Transcribe the records exactly. Pictures do not belong in the transcription.

** DATA ENTRIES **
--- begin ---

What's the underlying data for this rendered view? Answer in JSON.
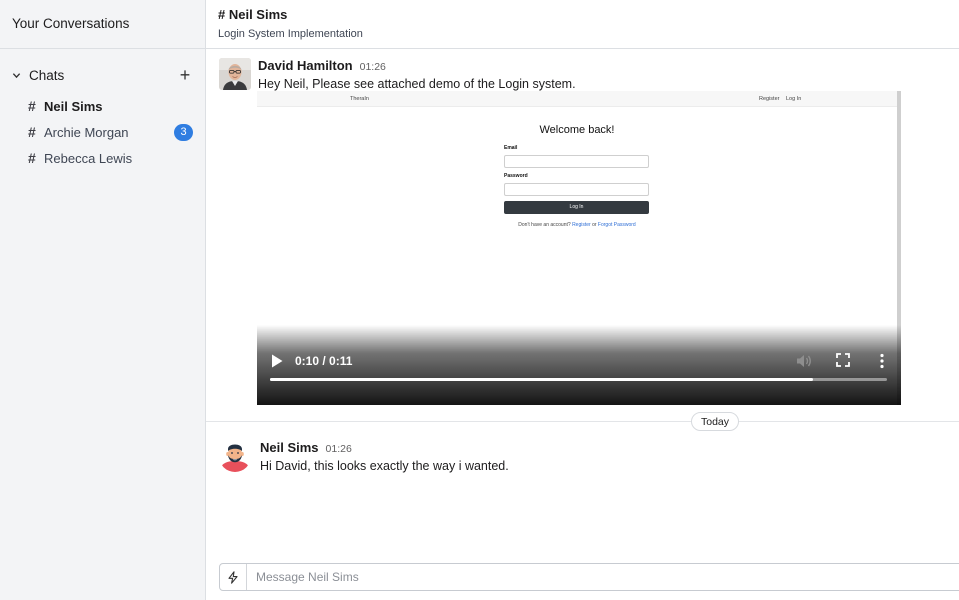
{
  "sidebar": {
    "title": "Your Conversations",
    "section_label": "Chats",
    "chats": [
      {
        "hash": "#",
        "name": "Neil Sims",
        "active": true,
        "unread": ""
      },
      {
        "hash": "#",
        "name": "Archie Morgan",
        "active": false,
        "unread": "3"
      },
      {
        "hash": "#",
        "name": "Rebecca Lewis",
        "active": false,
        "unread": ""
      }
    ]
  },
  "channel": {
    "title": "# Neil Sims",
    "subtitle": "Login System Implementation"
  },
  "messages": [
    {
      "author": "David Hamilton",
      "time": "01:26",
      "text": "Hey Neil, Please see attached demo of the Login system.",
      "avatar": "person-photo"
    },
    {
      "author": "Neil Sims",
      "time": "01:26",
      "text": "Hi David, this looks exactly the way i wanted.",
      "avatar": "bearded-man-illustration"
    }
  ],
  "video": {
    "time_display": "0:10 / 0:11",
    "progress_fraction": 0.88,
    "page": {
      "brand": "TheraIn",
      "nav_register": "Register",
      "nav_login": "Log In",
      "heading": "Welcome back!",
      "email_label": "Email",
      "password_label": "Password",
      "button_label": "Log In",
      "footer_text": "Don't have an account?",
      "footer_register": "Register",
      "footer_or": "or",
      "footer_forgot": "Forgot Password"
    }
  },
  "divider_label": "Today",
  "composer": {
    "placeholder": "Message Neil Sims",
    "value": ""
  },
  "colors": {
    "badge": "#2f7de1",
    "sidebar_bg": "#f3f4f6"
  },
  "icons": {
    "chevron": "chevron-down-icon",
    "add": "plus-icon",
    "composer": "bolt-icon"
  }
}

--- end ---

** SOLUTION TO THE PROBLEM **
What's the underlying data for this rendered view? Answer in JSON.
{
  "sidebar": {
    "title": "Your Conversations",
    "section_label": "Chats",
    "chats": [
      {
        "hash": "#",
        "name": "Neil Sims",
        "active": true,
        "unread": ""
      },
      {
        "hash": "#",
        "name": "Archie Morgan",
        "active": false,
        "unread": "3"
      },
      {
        "hash": "#",
        "name": "Rebecca Lewis",
        "active": false,
        "unread": ""
      }
    ]
  },
  "channel": {
    "title": "# Neil Sims",
    "subtitle": "Login System Implementation"
  },
  "messages": [
    {
      "author": "David Hamilton",
      "time": "01:26",
      "text": "Hey Neil, Please see attached demo of the Login system.",
      "avatar": "person-photo"
    },
    {
      "author": "Neil Sims",
      "time": "01:26",
      "text": "Hi David, this looks exactly the way i wanted.",
      "avatar": "bearded-man-illustration"
    }
  ],
  "video": {
    "time_display": "0:10 / 0:11",
    "progress_fraction": 0.88,
    "page": {
      "brand": "TheraIn",
      "nav_register": "Register",
      "nav_login": "Log In",
      "heading": "Welcome back!",
      "email_label": "Email",
      "password_label": "Password",
      "button_label": "Log In",
      "footer_text": "Don't have an account?",
      "footer_register": "Register",
      "footer_or": "or",
      "footer_forgot": "Forgot Password"
    }
  },
  "divider_label": "Today",
  "composer": {
    "placeholder": "Message Neil Sims",
    "value": ""
  },
  "colors": {
    "badge": "#2f7de1",
    "sidebar_bg": "#f3f4f6"
  },
  "icons": {
    "chevron": "chevron-down-icon",
    "add": "plus-icon",
    "composer": "bolt-icon"
  }
}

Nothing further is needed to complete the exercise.